* REQUEST: Quote the entries word for word. Omit the pictures.
___ STORED RECORDS
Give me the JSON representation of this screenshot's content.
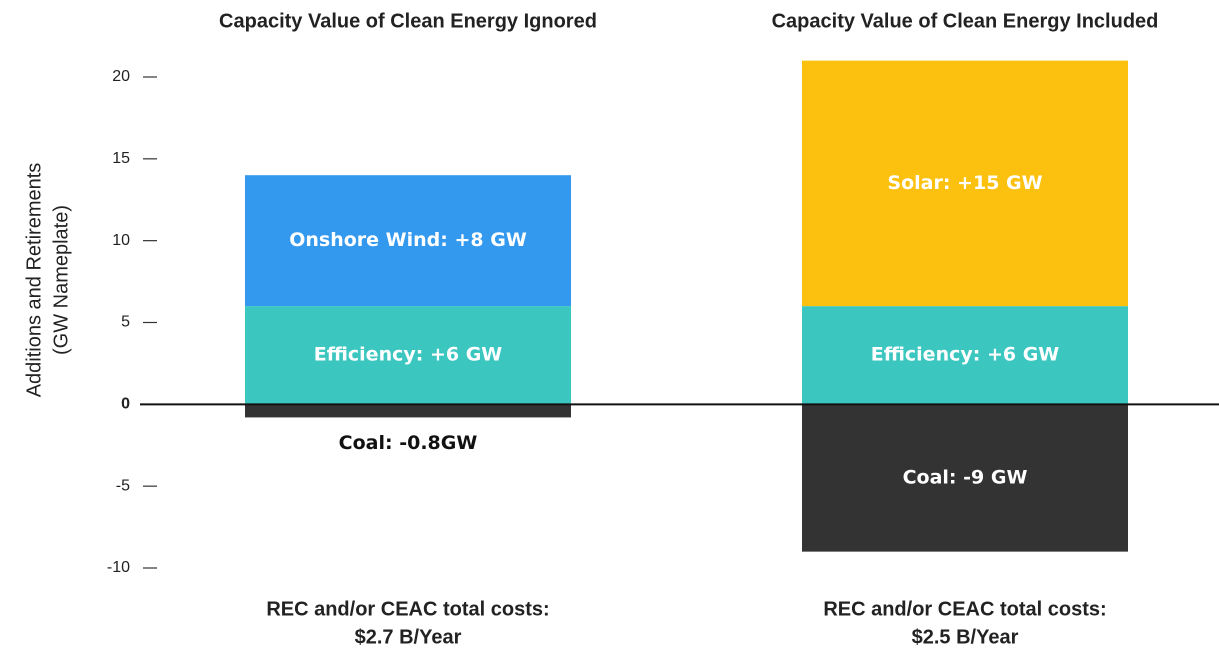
{
  "chart_data": {
    "type": "bar",
    "stacked": true,
    "categories": [
      "Capacity Value of Clean Energy Ignored",
      "Capacity Value of Clean Energy Included"
    ],
    "ylabel": [
      "Additions and Retirements",
      "(GW Nameplate)"
    ],
    "ylim": [
      -10,
      20
    ],
    "yticks": [
      -10,
      -5,
      0,
      5,
      10,
      15,
      20
    ],
    "series": [
      {
        "color": "#3cc6c0",
        "values": [
          6,
          6
        ],
        "value_labels": [
          "Efficiency: +6 GW",
          "Efficiency: +6 GW"
        ]
      },
      {
        "color": "#3399ee",
        "values": [
          8,
          null
        ],
        "value_labels": [
          "Onshore Wind: +8 GW",
          null
        ]
      },
      {
        "color": "#fcc10e",
        "values": [
          null,
          15
        ],
        "value_labels": [
          null,
          "Solar: +15 GW"
        ]
      },
      {
        "color": "#333333",
        "values": [
          -0.8,
          -9
        ],
        "value_labels": [
          "Coal: -0.8GW",
          "Coal: -9 GW"
        ]
      }
    ],
    "notes": [
      [
        "REC and/or CEAC total costs:",
        "$2.7 B/Year"
      ],
      [
        "REC and/or CEAC total costs:",
        "$2.5 B/Year"
      ]
    ]
  }
}
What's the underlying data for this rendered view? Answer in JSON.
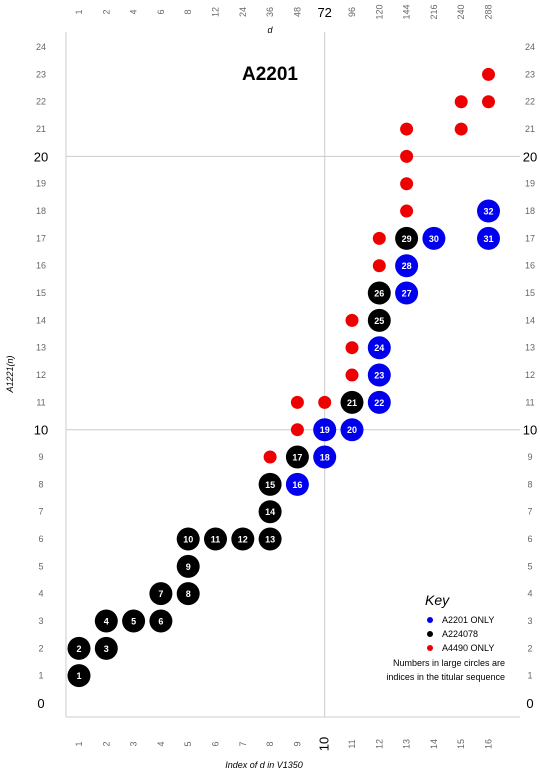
{
  "chart_data": {
    "type": "scatter",
    "title": "A2201",
    "xlabel": "Index of d in V1350",
    "ylabel": "A1221(n)",
    "top_xlabel": "d",
    "x_ticks": [
      "1",
      "2",
      "3",
      "4",
      "5",
      "6",
      "7",
      "8",
      "9",
      "10",
      "11",
      "12",
      "13",
      "14",
      "15",
      "16"
    ],
    "x_major_tick": "10",
    "top_ticks": [
      "1",
      "2",
      "4",
      "6",
      "8",
      "12",
      "24",
      "36",
      "48",
      "72",
      "96",
      "120",
      "144",
      "216",
      "240",
      "288"
    ],
    "top_major_tick": "72",
    "y_ticks": [
      "0",
      "1",
      "2",
      "3",
      "4",
      "5",
      "6",
      "7",
      "8",
      "9",
      "10",
      "11",
      "12",
      "13",
      "14",
      "15",
      "16",
      "17",
      "18",
      "19",
      "20",
      "21",
      "22",
      "23",
      "24"
    ],
    "y_major_ticks": [
      "0",
      "10",
      "20"
    ],
    "xlim": [
      1,
      16
    ],
    "ylim": [
      0,
      24
    ],
    "grid": "lines at x=10, y=10, y=20",
    "legend": {
      "title": "Key",
      "placement": "bottom-right",
      "entries": [
        {
          "label": "A2201 ONLY",
          "color": "#0000ee"
        },
        {
          "label": "A224078",
          "color": "#000000"
        },
        {
          "label": "A4490 ONLY",
          "color": "#ee0000"
        }
      ],
      "note_lines": [
        "Numbers in large circles are",
        "indices in the titular sequence"
      ]
    },
    "colors": {
      "blue": "#0000ee",
      "black": "#000000",
      "red": "#ee0000"
    },
    "points": [
      {
        "x": 1,
        "y": 1,
        "c": "black",
        "n": "1"
      },
      {
        "x": 1,
        "y": 2,
        "c": "black",
        "n": "2"
      },
      {
        "x": 2,
        "y": 2,
        "c": "black",
        "n": "3"
      },
      {
        "x": 2,
        "y": 3,
        "c": "black",
        "n": "4"
      },
      {
        "x": 3,
        "y": 3,
        "c": "black",
        "n": "5"
      },
      {
        "x": 4,
        "y": 3,
        "c": "black",
        "n": "6"
      },
      {
        "x": 4,
        "y": 4,
        "c": "black",
        "n": "7"
      },
      {
        "x": 5,
        "y": 4,
        "c": "black",
        "n": "8"
      },
      {
        "x": 5,
        "y": 5,
        "c": "black",
        "n": "9"
      },
      {
        "x": 5,
        "y": 6,
        "c": "black",
        "n": "10"
      },
      {
        "x": 6,
        "y": 6,
        "c": "black",
        "n": "11"
      },
      {
        "x": 7,
        "y": 6,
        "c": "black",
        "n": "12"
      },
      {
        "x": 8,
        "y": 6,
        "c": "black",
        "n": "13"
      },
      {
        "x": 8,
        "y": 7,
        "c": "black",
        "n": "14"
      },
      {
        "x": 8,
        "y": 8,
        "c": "black",
        "n": "15"
      },
      {
        "x": 9,
        "y": 8,
        "c": "blue",
        "n": "16"
      },
      {
        "x": 9,
        "y": 9,
        "c": "black",
        "n": "17"
      },
      {
        "x": 10,
        "y": 9,
        "c": "blue",
        "n": "18"
      },
      {
        "x": 10,
        "y": 10,
        "c": "blue",
        "n": "19"
      },
      {
        "x": 11,
        "y": 10,
        "c": "blue",
        "n": "20"
      },
      {
        "x": 11,
        "y": 11,
        "c": "black",
        "n": "21"
      },
      {
        "x": 12,
        "y": 11,
        "c": "blue",
        "n": "22"
      },
      {
        "x": 12,
        "y": 12,
        "c": "blue",
        "n": "23"
      },
      {
        "x": 12,
        "y": 13,
        "c": "blue",
        "n": "24"
      },
      {
        "x": 12,
        "y": 14,
        "c": "black",
        "n": "25"
      },
      {
        "x": 12,
        "y": 15,
        "c": "black",
        "n": "26"
      },
      {
        "x": 13,
        "y": 15,
        "c": "blue",
        "n": "27"
      },
      {
        "x": 13,
        "y": 16,
        "c": "blue",
        "n": "28"
      },
      {
        "x": 13,
        "y": 17,
        "c": "black",
        "n": "29"
      },
      {
        "x": 14,
        "y": 17,
        "c": "blue",
        "n": "30"
      },
      {
        "x": 16,
        "y": 17,
        "c": "blue",
        "n": "31"
      },
      {
        "x": 16,
        "y": 18,
        "c": "blue",
        "n": "32"
      },
      {
        "x": 8,
        "y": 9,
        "c": "red",
        "n": ""
      },
      {
        "x": 9,
        "y": 10,
        "c": "red",
        "n": ""
      },
      {
        "x": 9,
        "y": 11,
        "c": "red",
        "n": ""
      },
      {
        "x": 10,
        "y": 11,
        "c": "red",
        "n": ""
      },
      {
        "x": 11,
        "y": 12,
        "c": "red",
        "n": ""
      },
      {
        "x": 11,
        "y": 13,
        "c": "red",
        "n": ""
      },
      {
        "x": 11,
        "y": 14,
        "c": "red",
        "n": ""
      },
      {
        "x": 12,
        "y": 16,
        "c": "red",
        "n": ""
      },
      {
        "x": 12,
        "y": 17,
        "c": "red",
        "n": ""
      },
      {
        "x": 13,
        "y": 18,
        "c": "red",
        "n": ""
      },
      {
        "x": 13,
        "y": 19,
        "c": "red",
        "n": ""
      },
      {
        "x": 13,
        "y": 20,
        "c": "red",
        "n": ""
      },
      {
        "x": 13,
        "y": 21,
        "c": "red",
        "n": ""
      },
      {
        "x": 15,
        "y": 21,
        "c": "red",
        "n": ""
      },
      {
        "x": 15,
        "y": 22,
        "c": "red",
        "n": ""
      },
      {
        "x": 16,
        "y": 22,
        "c": "red",
        "n": ""
      },
      {
        "x": 16,
        "y": 23,
        "c": "red",
        "n": ""
      }
    ]
  }
}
______
* RESPONSE FOR THIS EXERCISE:
Give me the JSON representation of this screenshot's content.
{
  "chart_data": {
    "type": "bar",
    "stacked": true,
    "categories": [
      "Capacity Value of Clean Energy Ignored",
      "Capacity Value of Clean Energy Included"
    ],
    "ylabel": [
      "Additions and Retirements",
      "(GW Nameplate)"
    ],
    "ylim": [
      -10,
      20
    ],
    "yticks": [
      -10,
      -5,
      0,
      5,
      10,
      15,
      20
    ],
    "series": [
      {
        "color": "#3cc6c0",
        "values": [
          6,
          6
        ],
        "value_labels": [
          "Efficiency: +6 GW",
          "Efficiency: +6 GW"
        ]
      },
      {
        "color": "#3399ee",
        "values": [
          8,
          null
        ],
        "value_labels": [
          "Onshore Wind: +8 GW",
          null
        ]
      },
      {
        "color": "#fcc10e",
        "values": [
          null,
          15
        ],
        "value_labels": [
          null,
          "Solar: +15 GW"
        ]
      },
      {
        "color": "#333333",
        "values": [
          -0.8,
          -9
        ],
        "value_labels": [
          "Coal: -0.8GW",
          "Coal: -9 GW"
        ]
      }
    ],
    "notes": [
      [
        "REC and/or CEAC total costs:",
        "$2.7 B/Year"
      ],
      [
        "REC and/or CEAC total costs:",
        "$2.5 B/Year"
      ]
    ]
  }
}
What's the underlying data for this rendered view? Answer in JSON.
{
  "chart_data": {
    "type": "scatter",
    "title": "A2201",
    "xlabel": "Index of d in V1350",
    "ylabel": "A1221(n)",
    "top_xlabel": "d",
    "x_ticks": [
      "1",
      "2",
      "3",
      "4",
      "5",
      "6",
      "7",
      "8",
      "9",
      "10",
      "11",
      "12",
      "13",
      "14",
      "15",
      "16"
    ],
    "x_major_tick": "10",
    "top_ticks": [
      "1",
      "2",
      "4",
      "6",
      "8",
      "12",
      "24",
      "36",
      "48",
      "72",
      "96",
      "120",
      "144",
      "216",
      "240",
      "288"
    ],
    "top_major_tick": "72",
    "y_ticks": [
      "0",
      "1",
      "2",
      "3",
      "4",
      "5",
      "6",
      "7",
      "8",
      "9",
      "10",
      "11",
      "12",
      "13",
      "14",
      "15",
      "16",
      "17",
      "18",
      "19",
      "20",
      "21",
      "22",
      "23",
      "24"
    ],
    "y_major_ticks": [
      "0",
      "10",
      "20"
    ],
    "xlim": [
      1,
      16
    ],
    "ylim": [
      0,
      24
    ],
    "grid": "lines at x=10, y=10, y=20",
    "legend": {
      "title": "Key",
      "placement": "bottom-right",
      "entries": [
        {
          "label": "A2201 ONLY",
          "color": "#0000ee"
        },
        {
          "label": "A224078",
          "color": "#000000"
        },
        {
          "label": "A4490 ONLY",
          "color": "#ee0000"
        }
      ],
      "note_lines": [
        "Numbers in large circles are",
        "indices in the titular sequence"
      ]
    },
    "colors": {
      "blue": "#0000ee",
      "black": "#000000",
      "red": "#ee0000"
    },
    "points": [
      {
        "x": 1,
        "y": 1,
        "c": "black",
        "n": "1"
      },
      {
        "x": 1,
        "y": 2,
        "c": "black",
        "n": "2"
      },
      {
        "x": 2,
        "y": 2,
        "c": "black",
        "n": "3"
      },
      {
        "x": 2,
        "y": 3,
        "c": "black",
        "n": "4"
      },
      {
        "x": 3,
        "y": 3,
        "c": "black",
        "n": "5"
      },
      {
        "x": 4,
        "y": 3,
        "c": "black",
        "n": "6"
      },
      {
        "x": 4,
        "y": 4,
        "c": "black",
        "n": "7"
      },
      {
        "x": 5,
        "y": 4,
        "c": "black",
        "n": "8"
      },
      {
        "x": 5,
        "y": 5,
        "c": "black",
        "n": "9"
      },
      {
        "x": 5,
        "y": 6,
        "c": "black",
        "n": "10"
      },
      {
        "x": 6,
        "y": 6,
        "c": "black",
        "n": "11"
      },
      {
        "x": 7,
        "y": 6,
        "c": "black",
        "n": "12"
      },
      {
        "x": 8,
        "y": 6,
        "c": "black",
        "n": "13"
      },
      {
        "x": 8,
        "y": 7,
        "c": "black",
        "n": "14"
      },
      {
        "x": 8,
        "y": 8,
        "c": "black",
        "n": "15"
      },
      {
        "x": 9,
        "y": 8,
        "c": "blue",
        "n": "16"
      },
      {
        "x": 9,
        "y": 9,
        "c": "black",
        "n": "17"
      },
      {
        "x": 10,
        "y": 9,
        "c": "blue",
        "n": "18"
      },
      {
        "x": 10,
        "y": 10,
        "c": "blue",
        "n": "19"
      },
      {
        "x": 11,
        "y": 10,
        "c": "blue",
        "n": "20"
      },
      {
        "x": 11,
        "y": 11,
        "c": "black",
        "n": "21"
      },
      {
        "x": 12,
        "y": 11,
        "c": "blue",
        "n": "22"
      },
      {
        "x": 12,
        "y": 12,
        "c": "blue",
        "n": "23"
      },
      {
        "x": 12,
        "y": 13,
        "c": "blue",
        "n": "24"
      },
      {
        "x": 12,
        "y": 14,
        "c": "black",
        "n": "25"
      },
      {
        "x": 12,
        "y": 15,
        "c": "black",
        "n": "26"
      },
      {
        "x": 13,
        "y": 15,
        "c": "blue",
        "n": "27"
      },
      {
        "x": 13,
        "y": 16,
        "c": "blue",
        "n": "28"
      },
      {
        "x": 13,
        "y": 17,
        "c": "black",
        "n": "29"
      },
      {
        "x": 14,
        "y": 17,
        "c": "blue",
        "n": "30"
      },
      {
        "x": 16,
        "y": 17,
        "c": "blue",
        "n": "31"
      },
      {
        "x": 16,
        "y": 18,
        "c": "blue",
        "n": "32"
      },
      {
        "x": 8,
        "y": 9,
        "c": "red",
        "n": ""
      },
      {
        "x": 9,
        "y": 10,
        "c": "red",
        "n": ""
      },
      {
        "x": 9,
        "y": 11,
        "c": "red",
        "n": ""
      },
      {
        "x": 10,
        "y": 11,
        "c": "red",
        "n": ""
      },
      {
        "x": 11,
        "y": 12,
        "c": "red",
        "n": ""
      },
      {
        "x": 11,
        "y": 13,
        "c": "red",
        "n": ""
      },
      {
        "x": 11,
        "y": 14,
        "c": "red",
        "n": ""
      },
      {
        "x": 12,
        "y": 16,
        "c": "red",
        "n": ""
      },
      {
        "x": 12,
        "y": 17,
        "c": "red",
        "n": ""
      },
      {
        "x": 13,
        "y": 18,
        "c": "red",
        "n": ""
      },
      {
        "x": 13,
        "y": 19,
        "c": "red",
        "n": ""
      },
      {
        "x": 13,
        "y": 20,
        "c": "red",
        "n": ""
      },
      {
        "x": 13,
        "y": 21,
        "c": "red",
        "n": ""
      },
      {
        "x": 15,
        "y": 21,
        "c": "red",
        "n": ""
      },
      {
        "x": 15,
        "y": 22,
        "c": "red",
        "n": ""
      },
      {
        "x": 16,
        "y": 22,
        "c": "red",
        "n": ""
      },
      {
        "x": 16,
        "y": 23,
        "c": "red",
        "n": ""
      }
    ]
  }
}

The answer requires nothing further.